[Dataset records]

——

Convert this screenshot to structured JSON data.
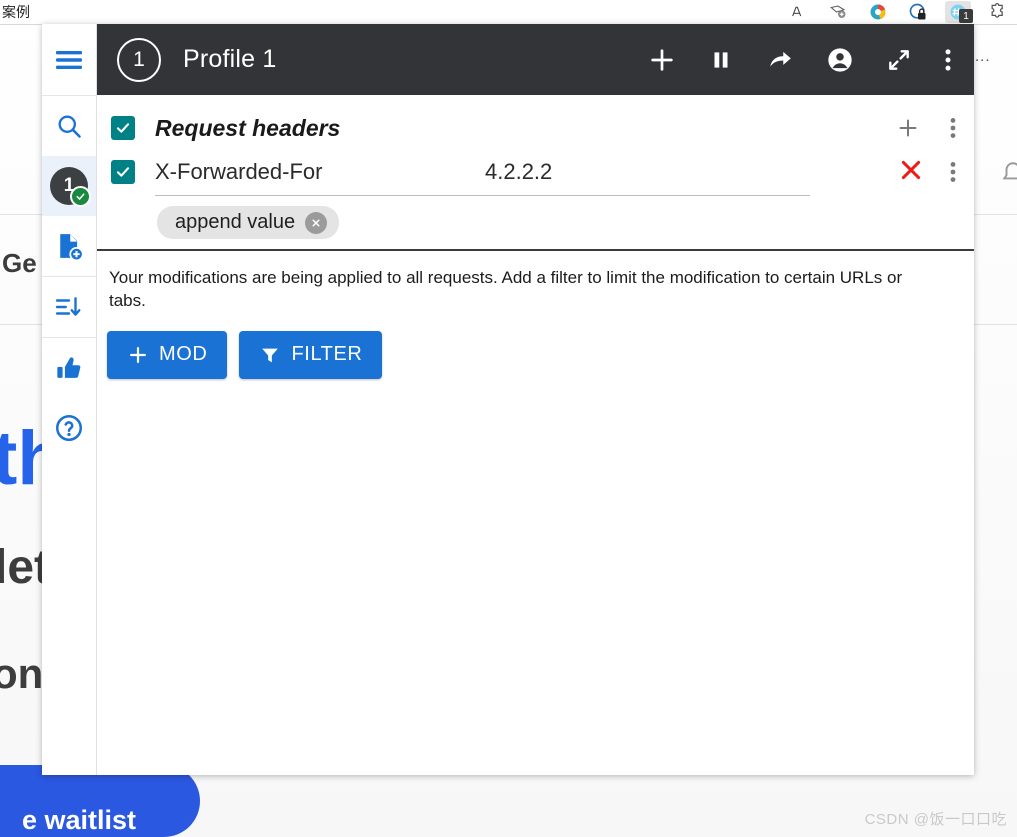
{
  "background": {
    "tab_label": "案例",
    "overflow_dots": "...",
    "extensions": [
      {
        "name": "read-aloud-icon",
        "badge": ""
      },
      {
        "name": "collections-icon",
        "badge": ""
      },
      {
        "name": "browser-profile-icon",
        "badge": ""
      },
      {
        "name": "shield-lock-icon",
        "badge": ""
      },
      {
        "name": "modheader-icon",
        "badge": "1"
      },
      {
        "name": "puzzle-extension-icon",
        "badge": ""
      }
    ],
    "page_fragments": {
      "ge": "Ge",
      "th": "th",
      "let": "let",
      "ong": "ong",
      "cta": "e waitlist"
    },
    "watermark": "CSDN @饭一口口吃"
  },
  "sidebar": {
    "items": [
      {
        "name": "menu-icon",
        "label": "Menu"
      },
      {
        "name": "search-icon",
        "label": "Search"
      },
      {
        "name": "profile-badge",
        "label": "1",
        "selected": true,
        "status": "active"
      },
      {
        "name": "add-profile-icon",
        "label": "Add profile"
      },
      {
        "name": "sort-icon",
        "label": "Sort"
      },
      {
        "name": "thumbs-up-icon",
        "label": "Rate"
      },
      {
        "name": "help-icon",
        "label": "Help"
      }
    ]
  },
  "titlebar": {
    "profile_number": "1",
    "profile_name": "Profile 1",
    "actions": [
      {
        "name": "add-icon",
        "label": "Add"
      },
      {
        "name": "pause-icon",
        "label": "Pause"
      },
      {
        "name": "share-icon",
        "label": "Share"
      },
      {
        "name": "account-icon",
        "label": "Account"
      },
      {
        "name": "expand-icon",
        "label": "Expand"
      },
      {
        "name": "more-vert-icon",
        "label": "More"
      }
    ]
  },
  "mods": {
    "section": {
      "title": "Request headers",
      "enabled": true,
      "add_label": "+",
      "more_label": "More"
    },
    "rows": [
      {
        "enabled": true,
        "name": "X-Forwarded-For",
        "value": "4.2.2.2",
        "chip": "append value",
        "delete_label": "✕"
      }
    ]
  },
  "notice": {
    "text": "Your modifications are being applied to all requests. Add a filter to limit the modification to certain URLs or tabs."
  },
  "buttons": {
    "mod": "MOD",
    "mod_prefix": "+",
    "filter": "FILTER"
  },
  "colors": {
    "accent_blue": "#1a73d4",
    "checkbox_teal": "#008185",
    "titlebar_dark": "#333437",
    "delete_red": "#ee1b1b",
    "status_green": "#178a3f"
  }
}
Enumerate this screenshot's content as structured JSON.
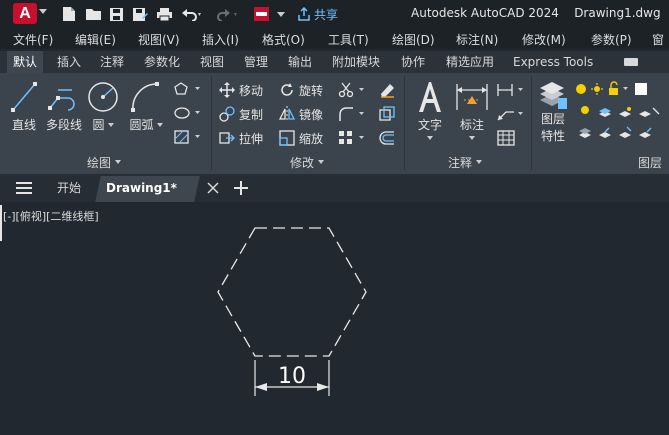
{
  "app": {
    "logo_letter": "A",
    "title": "Autodesk AutoCAD 2024",
    "filename": "Drawing1.dwg",
    "share_label": "共享"
  },
  "menu": [
    "文件(F)",
    "编辑(E)",
    "视图(V)",
    "插入(I)",
    "格式(O)",
    "工具(T)",
    "绘图(D)",
    "标注(N)",
    "修改(M)",
    "参数(P)",
    "窗"
  ],
  "ribbon_tabs": [
    "默认",
    "插入",
    "注释",
    "参数化",
    "视图",
    "管理",
    "输出",
    "附加模块",
    "协作",
    "精选应用",
    "Express Tools"
  ],
  "ribbon_active_tab": "默认",
  "draw_panel": {
    "title": "绘图",
    "line": "直线",
    "polyline": "多段线",
    "circle": "圆",
    "arc": "圆弧"
  },
  "modify_panel": {
    "title": "修改",
    "move": "移动",
    "rotate": "旋转",
    "copy": "复制",
    "mirror": "镜像",
    "stretch": "拉伸",
    "scale": "缩放"
  },
  "annotation_panel": {
    "title": "注释",
    "text": "文字",
    "dimension": "标注"
  },
  "layers_panel": {
    "title": "图层",
    "properties_line1": "图层",
    "properties_line2": "特性"
  },
  "doc_tabs": {
    "start": "开始",
    "active": "Drawing1*"
  },
  "viewport": {
    "controls": "[-][俯视][二维线框]"
  },
  "drawing": {
    "shape": "hexagon",
    "linetype": "dashed",
    "dimension_value": "10"
  },
  "colors": {
    "accent_blue": "#6ec1ff",
    "logo_red": "#c8102e",
    "canvas_bg": "#212830",
    "ribbon_bg": "#3b434c"
  }
}
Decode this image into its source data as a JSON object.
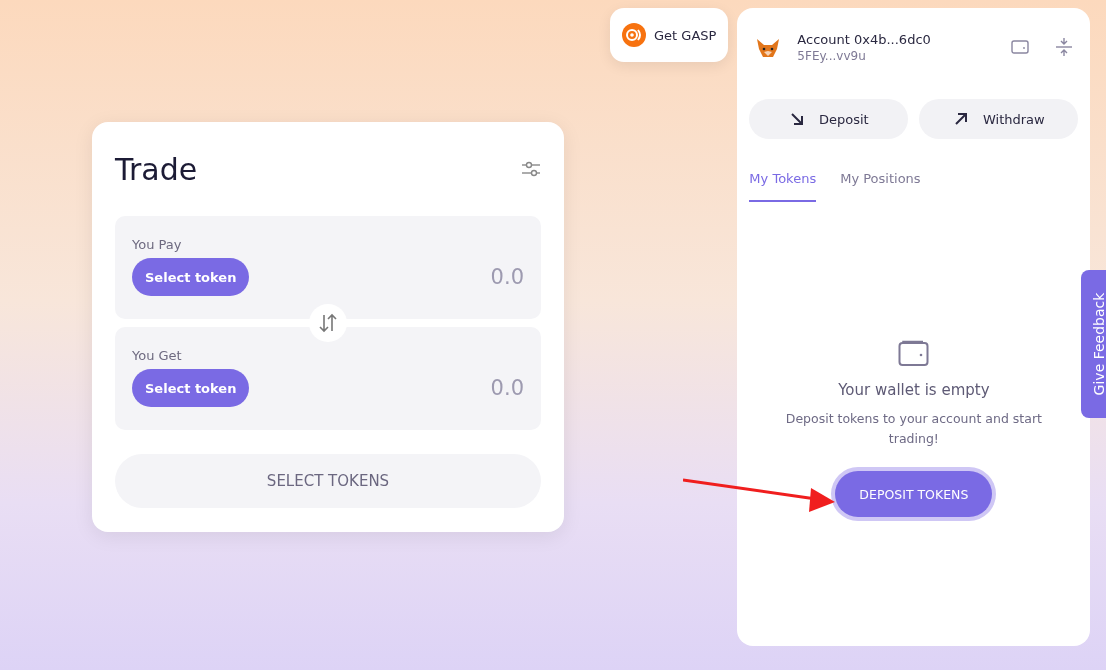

——

What to produce —
Each line above that includes "text" should be shown.

Answer to the task —
    "text": "Your modifications are being applied to all requests. Add a filter to limit the modification to certain URLs or tabs."
    "text": "文字",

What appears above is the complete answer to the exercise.